WHAT THIS TASK INVOLVES:
Copy out each line of the listing that has the word "BOFA" in it.

ENTRIES SHOWN:
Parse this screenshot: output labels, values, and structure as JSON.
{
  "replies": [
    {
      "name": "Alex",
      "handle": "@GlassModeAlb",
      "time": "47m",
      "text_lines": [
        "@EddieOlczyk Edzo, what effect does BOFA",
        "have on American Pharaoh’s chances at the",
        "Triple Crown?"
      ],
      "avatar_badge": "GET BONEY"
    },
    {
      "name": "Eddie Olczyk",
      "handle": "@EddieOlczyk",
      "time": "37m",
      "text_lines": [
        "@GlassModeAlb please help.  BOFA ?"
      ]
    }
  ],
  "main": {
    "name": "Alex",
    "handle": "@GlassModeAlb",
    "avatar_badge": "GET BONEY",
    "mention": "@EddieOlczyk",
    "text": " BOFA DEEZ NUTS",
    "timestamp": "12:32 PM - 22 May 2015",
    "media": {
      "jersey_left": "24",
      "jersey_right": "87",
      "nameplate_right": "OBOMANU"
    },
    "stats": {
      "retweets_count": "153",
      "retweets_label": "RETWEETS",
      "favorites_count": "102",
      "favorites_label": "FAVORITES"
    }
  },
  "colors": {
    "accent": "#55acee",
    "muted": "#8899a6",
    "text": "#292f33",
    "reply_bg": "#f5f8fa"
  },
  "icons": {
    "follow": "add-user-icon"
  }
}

EXPECTED OUTPUT:
        "@EddieOlczyk Edzo, what effect does BOFA",
        "@GlassModeAlb please help.  BOFA ?"
    "text": " BOFA DEEZ NUTS",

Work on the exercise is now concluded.